§ TASK DETAILS: Find every line in the records below that holds the word "label", and copy it out.

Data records
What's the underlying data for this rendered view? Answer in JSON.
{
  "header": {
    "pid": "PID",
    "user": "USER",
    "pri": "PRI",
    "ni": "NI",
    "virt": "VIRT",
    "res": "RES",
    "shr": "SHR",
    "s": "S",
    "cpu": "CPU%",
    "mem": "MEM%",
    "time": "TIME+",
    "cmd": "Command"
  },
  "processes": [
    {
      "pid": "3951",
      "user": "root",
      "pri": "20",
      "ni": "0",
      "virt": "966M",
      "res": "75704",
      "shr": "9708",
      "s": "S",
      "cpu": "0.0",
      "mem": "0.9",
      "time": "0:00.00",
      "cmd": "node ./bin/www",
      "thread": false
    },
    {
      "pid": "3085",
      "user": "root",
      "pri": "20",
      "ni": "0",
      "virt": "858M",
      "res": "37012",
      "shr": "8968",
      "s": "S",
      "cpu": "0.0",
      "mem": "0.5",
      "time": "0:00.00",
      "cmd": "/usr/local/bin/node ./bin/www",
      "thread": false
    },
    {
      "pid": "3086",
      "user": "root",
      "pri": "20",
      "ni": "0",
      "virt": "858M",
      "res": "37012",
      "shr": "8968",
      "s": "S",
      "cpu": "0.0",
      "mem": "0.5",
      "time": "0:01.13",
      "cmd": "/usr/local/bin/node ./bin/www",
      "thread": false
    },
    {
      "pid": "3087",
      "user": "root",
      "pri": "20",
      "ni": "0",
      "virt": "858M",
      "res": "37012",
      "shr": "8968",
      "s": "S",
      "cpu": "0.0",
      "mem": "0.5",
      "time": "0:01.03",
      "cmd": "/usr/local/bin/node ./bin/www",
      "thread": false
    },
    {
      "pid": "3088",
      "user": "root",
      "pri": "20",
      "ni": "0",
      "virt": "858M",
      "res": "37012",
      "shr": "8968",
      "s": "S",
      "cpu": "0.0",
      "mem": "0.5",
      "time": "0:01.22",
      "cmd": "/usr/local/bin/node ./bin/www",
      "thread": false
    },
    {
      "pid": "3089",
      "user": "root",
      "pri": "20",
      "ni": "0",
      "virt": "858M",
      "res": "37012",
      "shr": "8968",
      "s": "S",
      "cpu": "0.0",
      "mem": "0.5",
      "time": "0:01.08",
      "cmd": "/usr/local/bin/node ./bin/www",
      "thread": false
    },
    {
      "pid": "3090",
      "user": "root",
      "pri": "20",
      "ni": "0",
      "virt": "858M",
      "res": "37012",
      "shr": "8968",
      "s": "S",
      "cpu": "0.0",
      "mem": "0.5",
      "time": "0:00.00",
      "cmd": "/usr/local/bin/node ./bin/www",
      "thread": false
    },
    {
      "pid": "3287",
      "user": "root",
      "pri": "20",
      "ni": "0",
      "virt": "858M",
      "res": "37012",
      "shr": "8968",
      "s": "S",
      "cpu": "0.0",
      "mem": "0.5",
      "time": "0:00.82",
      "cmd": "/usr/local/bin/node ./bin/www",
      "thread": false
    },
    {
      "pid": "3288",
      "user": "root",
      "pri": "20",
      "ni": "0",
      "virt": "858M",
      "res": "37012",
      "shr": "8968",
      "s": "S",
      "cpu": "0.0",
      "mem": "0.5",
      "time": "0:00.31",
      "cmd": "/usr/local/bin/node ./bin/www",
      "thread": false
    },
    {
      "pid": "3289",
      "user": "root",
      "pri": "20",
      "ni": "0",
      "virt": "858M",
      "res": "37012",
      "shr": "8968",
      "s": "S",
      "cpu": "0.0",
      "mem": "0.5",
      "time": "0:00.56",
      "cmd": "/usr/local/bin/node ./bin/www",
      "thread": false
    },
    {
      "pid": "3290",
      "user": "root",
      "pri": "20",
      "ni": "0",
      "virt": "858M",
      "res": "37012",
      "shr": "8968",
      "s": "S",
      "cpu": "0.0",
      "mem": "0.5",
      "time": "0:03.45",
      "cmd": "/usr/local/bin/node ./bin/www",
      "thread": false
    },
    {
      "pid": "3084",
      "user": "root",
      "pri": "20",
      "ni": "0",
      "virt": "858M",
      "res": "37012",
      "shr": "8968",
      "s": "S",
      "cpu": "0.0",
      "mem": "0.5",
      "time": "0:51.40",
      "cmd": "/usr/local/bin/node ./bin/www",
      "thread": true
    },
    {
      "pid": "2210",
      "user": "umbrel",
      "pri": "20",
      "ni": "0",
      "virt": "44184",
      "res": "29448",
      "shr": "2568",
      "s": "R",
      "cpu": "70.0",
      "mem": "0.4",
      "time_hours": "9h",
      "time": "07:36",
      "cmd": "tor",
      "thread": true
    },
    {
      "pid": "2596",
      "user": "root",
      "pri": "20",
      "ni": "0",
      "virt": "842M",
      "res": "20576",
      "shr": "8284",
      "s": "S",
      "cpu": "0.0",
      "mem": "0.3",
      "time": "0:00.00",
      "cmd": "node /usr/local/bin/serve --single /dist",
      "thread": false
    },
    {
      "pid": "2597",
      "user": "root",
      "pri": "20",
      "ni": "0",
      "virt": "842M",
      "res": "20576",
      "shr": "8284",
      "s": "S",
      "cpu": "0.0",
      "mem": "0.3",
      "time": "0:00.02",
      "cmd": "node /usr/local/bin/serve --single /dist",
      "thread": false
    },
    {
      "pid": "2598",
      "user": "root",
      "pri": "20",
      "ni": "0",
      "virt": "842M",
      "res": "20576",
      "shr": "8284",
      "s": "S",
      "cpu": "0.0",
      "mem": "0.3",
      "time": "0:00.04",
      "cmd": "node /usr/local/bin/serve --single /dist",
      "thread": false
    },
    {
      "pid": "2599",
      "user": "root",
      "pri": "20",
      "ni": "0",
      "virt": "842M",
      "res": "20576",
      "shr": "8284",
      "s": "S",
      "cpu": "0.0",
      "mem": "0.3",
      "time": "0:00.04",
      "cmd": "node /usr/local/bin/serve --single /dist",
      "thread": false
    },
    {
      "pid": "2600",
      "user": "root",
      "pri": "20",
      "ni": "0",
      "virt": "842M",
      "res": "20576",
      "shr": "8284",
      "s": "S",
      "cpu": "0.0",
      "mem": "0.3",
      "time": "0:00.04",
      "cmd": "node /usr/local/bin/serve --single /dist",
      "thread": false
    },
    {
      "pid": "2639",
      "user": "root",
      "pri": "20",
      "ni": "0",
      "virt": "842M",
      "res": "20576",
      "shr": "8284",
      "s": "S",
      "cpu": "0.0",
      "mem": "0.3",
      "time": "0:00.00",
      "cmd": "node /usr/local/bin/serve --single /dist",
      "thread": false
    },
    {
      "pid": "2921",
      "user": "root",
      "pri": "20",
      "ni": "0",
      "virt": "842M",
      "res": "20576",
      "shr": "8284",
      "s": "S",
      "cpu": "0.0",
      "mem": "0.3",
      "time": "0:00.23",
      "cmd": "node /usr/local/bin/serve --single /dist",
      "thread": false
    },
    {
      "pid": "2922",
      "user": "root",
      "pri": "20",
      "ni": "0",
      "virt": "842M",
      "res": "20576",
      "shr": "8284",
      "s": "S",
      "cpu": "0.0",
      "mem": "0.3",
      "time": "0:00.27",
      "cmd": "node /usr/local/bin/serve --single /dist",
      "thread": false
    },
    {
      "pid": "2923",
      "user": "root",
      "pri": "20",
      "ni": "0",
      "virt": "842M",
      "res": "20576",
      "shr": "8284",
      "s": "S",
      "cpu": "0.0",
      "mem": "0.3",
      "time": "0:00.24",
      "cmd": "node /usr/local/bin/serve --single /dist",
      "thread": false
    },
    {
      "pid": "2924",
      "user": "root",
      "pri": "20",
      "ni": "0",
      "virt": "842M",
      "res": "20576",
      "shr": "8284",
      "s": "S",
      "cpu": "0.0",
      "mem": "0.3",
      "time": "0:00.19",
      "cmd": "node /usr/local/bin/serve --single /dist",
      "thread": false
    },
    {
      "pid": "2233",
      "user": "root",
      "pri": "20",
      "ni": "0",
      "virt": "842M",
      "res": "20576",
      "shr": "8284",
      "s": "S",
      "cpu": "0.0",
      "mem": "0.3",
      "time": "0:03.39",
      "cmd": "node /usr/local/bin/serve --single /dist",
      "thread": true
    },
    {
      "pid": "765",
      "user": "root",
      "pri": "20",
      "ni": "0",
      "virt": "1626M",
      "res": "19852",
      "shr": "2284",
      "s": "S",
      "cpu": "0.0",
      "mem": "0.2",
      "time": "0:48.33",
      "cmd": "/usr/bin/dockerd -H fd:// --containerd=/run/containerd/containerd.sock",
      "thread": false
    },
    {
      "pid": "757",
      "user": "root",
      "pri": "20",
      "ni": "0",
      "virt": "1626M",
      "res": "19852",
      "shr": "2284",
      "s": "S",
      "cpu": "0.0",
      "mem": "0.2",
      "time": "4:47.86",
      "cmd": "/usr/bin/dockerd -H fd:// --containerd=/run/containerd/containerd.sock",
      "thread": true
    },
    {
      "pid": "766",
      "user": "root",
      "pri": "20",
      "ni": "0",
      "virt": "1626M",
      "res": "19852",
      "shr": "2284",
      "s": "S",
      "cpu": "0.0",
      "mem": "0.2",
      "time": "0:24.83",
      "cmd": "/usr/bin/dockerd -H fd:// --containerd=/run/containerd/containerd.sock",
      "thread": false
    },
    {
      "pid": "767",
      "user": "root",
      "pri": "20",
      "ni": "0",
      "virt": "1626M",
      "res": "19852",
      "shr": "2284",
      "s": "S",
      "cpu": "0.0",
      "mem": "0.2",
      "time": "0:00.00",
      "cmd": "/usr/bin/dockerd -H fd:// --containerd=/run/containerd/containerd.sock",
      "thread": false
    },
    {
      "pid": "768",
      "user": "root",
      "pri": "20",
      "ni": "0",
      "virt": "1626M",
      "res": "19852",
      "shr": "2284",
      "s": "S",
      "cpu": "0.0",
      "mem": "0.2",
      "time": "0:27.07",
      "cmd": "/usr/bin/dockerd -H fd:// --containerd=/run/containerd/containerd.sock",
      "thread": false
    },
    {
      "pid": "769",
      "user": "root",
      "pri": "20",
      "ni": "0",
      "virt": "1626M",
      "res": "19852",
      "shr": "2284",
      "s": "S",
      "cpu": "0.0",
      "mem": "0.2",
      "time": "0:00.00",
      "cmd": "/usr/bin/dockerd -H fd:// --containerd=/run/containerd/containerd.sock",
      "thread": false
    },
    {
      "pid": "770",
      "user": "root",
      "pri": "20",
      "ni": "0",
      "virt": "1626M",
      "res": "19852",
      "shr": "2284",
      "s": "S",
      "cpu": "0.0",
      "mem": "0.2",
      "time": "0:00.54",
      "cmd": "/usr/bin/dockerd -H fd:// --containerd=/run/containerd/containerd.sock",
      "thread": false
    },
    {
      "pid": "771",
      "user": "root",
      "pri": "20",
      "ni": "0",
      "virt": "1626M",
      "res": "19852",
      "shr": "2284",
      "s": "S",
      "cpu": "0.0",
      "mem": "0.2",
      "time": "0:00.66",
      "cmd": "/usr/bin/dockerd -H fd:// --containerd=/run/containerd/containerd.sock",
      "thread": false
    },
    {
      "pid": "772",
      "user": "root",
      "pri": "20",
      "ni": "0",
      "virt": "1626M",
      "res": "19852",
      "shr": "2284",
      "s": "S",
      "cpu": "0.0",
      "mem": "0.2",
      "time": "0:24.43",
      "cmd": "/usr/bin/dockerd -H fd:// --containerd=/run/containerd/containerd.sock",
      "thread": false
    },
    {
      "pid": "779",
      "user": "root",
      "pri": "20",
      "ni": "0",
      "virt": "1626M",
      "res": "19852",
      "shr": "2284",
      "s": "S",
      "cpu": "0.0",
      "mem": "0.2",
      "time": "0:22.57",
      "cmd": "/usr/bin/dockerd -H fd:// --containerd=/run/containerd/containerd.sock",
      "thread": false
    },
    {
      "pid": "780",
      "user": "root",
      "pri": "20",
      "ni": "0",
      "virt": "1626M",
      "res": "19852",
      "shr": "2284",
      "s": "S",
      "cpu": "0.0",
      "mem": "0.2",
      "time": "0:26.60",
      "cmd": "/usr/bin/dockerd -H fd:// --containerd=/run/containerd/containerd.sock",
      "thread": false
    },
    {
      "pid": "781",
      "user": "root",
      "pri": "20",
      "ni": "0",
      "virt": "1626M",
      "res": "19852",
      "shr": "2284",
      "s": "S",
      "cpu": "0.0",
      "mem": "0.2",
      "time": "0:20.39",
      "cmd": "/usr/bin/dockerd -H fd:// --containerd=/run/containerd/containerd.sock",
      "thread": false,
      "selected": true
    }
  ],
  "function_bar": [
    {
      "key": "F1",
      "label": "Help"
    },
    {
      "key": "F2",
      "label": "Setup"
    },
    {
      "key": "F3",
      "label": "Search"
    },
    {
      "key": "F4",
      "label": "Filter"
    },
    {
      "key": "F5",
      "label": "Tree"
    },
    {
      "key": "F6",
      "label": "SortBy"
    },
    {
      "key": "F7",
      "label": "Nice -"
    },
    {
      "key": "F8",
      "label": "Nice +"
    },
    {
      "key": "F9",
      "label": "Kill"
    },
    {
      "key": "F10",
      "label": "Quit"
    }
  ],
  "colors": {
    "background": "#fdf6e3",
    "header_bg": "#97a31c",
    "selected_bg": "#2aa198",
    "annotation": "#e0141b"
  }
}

§ TASK OUTPUT:
      "label": "Help"
      "label": "Setup"
      "label": "Search"
      "label": "Filter"
      "label": "Tree"
      "label": "SortBy"
      "label": "Nice -"
      "label": "Nice +"
      "label": "Kill"
      "label": "Quit"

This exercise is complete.